_WHAT TO WORK ON_
Below is some material; transcribe all of it exactly.

_SUPPLIED MATERIAL_
══════════════════════════════
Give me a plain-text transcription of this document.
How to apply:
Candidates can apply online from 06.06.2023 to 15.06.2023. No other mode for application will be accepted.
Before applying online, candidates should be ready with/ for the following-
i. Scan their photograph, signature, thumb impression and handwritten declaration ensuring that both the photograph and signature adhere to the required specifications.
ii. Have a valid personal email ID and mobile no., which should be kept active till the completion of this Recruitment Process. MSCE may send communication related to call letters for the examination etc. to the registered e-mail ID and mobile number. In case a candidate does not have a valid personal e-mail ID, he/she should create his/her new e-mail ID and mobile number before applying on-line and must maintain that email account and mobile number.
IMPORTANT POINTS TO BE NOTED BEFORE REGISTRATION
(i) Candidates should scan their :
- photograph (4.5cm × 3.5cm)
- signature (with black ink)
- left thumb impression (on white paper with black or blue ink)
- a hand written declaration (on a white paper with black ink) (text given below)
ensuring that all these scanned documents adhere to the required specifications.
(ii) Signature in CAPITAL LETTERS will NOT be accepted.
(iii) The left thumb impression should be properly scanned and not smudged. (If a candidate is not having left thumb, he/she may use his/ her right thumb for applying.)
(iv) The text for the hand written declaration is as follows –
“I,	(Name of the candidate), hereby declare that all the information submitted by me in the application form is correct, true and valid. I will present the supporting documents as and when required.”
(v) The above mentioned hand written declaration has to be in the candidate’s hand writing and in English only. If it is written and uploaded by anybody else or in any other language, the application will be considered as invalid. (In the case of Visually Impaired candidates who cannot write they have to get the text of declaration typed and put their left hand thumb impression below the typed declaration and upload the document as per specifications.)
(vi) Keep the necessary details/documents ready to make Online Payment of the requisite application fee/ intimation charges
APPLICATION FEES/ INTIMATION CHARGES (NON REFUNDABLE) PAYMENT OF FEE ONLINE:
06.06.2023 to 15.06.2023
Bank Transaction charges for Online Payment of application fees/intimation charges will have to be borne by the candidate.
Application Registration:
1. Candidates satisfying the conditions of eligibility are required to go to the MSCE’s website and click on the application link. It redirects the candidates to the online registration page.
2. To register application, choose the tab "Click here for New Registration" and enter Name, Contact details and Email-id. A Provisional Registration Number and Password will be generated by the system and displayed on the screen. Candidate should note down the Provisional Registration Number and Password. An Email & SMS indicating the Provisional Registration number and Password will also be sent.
══════════════════════════════
_ANSWER_
Give me a plain-text transcription of this document.
How to apply:
Candidates can apply online from 06.06.2023 to 15.06.2023. No other mode for application will be accepted.
Before applying online, candidates should be ready with/ for the following-
i. Scan their photograph, signature, thumb impression and handwritten declaration ensuring that both the photograph and signature adhere to the required specifications.
ii. Have a valid personal email ID and mobile no., which should be kept active till the completion of this Recruitment Process. MSCE may send communication related to call letters for the examination etc. to the registered e-mail ID and mobile number. In case a candidate does not have a valid personal e-mail ID, he/she should create his/her new e-mail ID and mobile number before applying on-line and must maintain that email account and mobile number.
IMPORTANT POINTS TO BE NOTED BEFORE REGISTRATION
(i) Candidates should scan their :
- photograph (4.5cm × 3.5cm)
- signature (with black ink)
- left thumb impression (on white paper with black or blue ink)
- a hand written declaration (on a white paper with black ink) (text given below)
ensuring that all these scanned documents adhere to the required specifications.
(ii) Signature in CAPITAL LETTERS will NOT be accepted.
(iii) The left thumb impression should be properly scanned and not smudged. (If a candidate is not having left thumb, he/she may use his/ her right thumb for applying.)
(iv) The text for the hand written declaration is as follows –
“I,	(Name of the candidate), hereby declare that all the information submitted by me in the application form is correct, true and valid. I will present the supporting documents as and when required.”
(v) The above mentioned hand written declaration has to be in the candidate’s hand writing and in English only. If it is written and uploaded by anybody else or in any other language, the application will be considered as invalid. (In the case of Visually Impaired candidates who cannot write they have to get the text of declaration typed and put their left hand thumb impression below the typed declaration and upload the document as per specifications.)
(vi) Keep the necessary details/documents ready to make Online Payment of the requisite application fee/ intimation charges
APPLICATION FEES/ INTIMATION CHARGES (NON REFUNDABLE) PAYMENT OF FEE ONLINE:
06.06.2023 to 15.06.2023
Bank Transaction charges for Online Payment of application fees/intimation charges will have to be borne by the candidate.
Application Registration:
1. Candidates satisfying the conditions of eligibility are required to go to the MSCE’s website and click on the application link. It redirects the candidates to the online registration page.
2. To register application, choose the tab "Click here for New Registration" and enter Name, Contact details and Email-id. A Provisional Registration Number and Password will be generated by the system and displayed on the screen. Candidate should note down the Provisional Registration Number and Password. An Email & SMS indicating the Provisional Registration number and Password will also be sent.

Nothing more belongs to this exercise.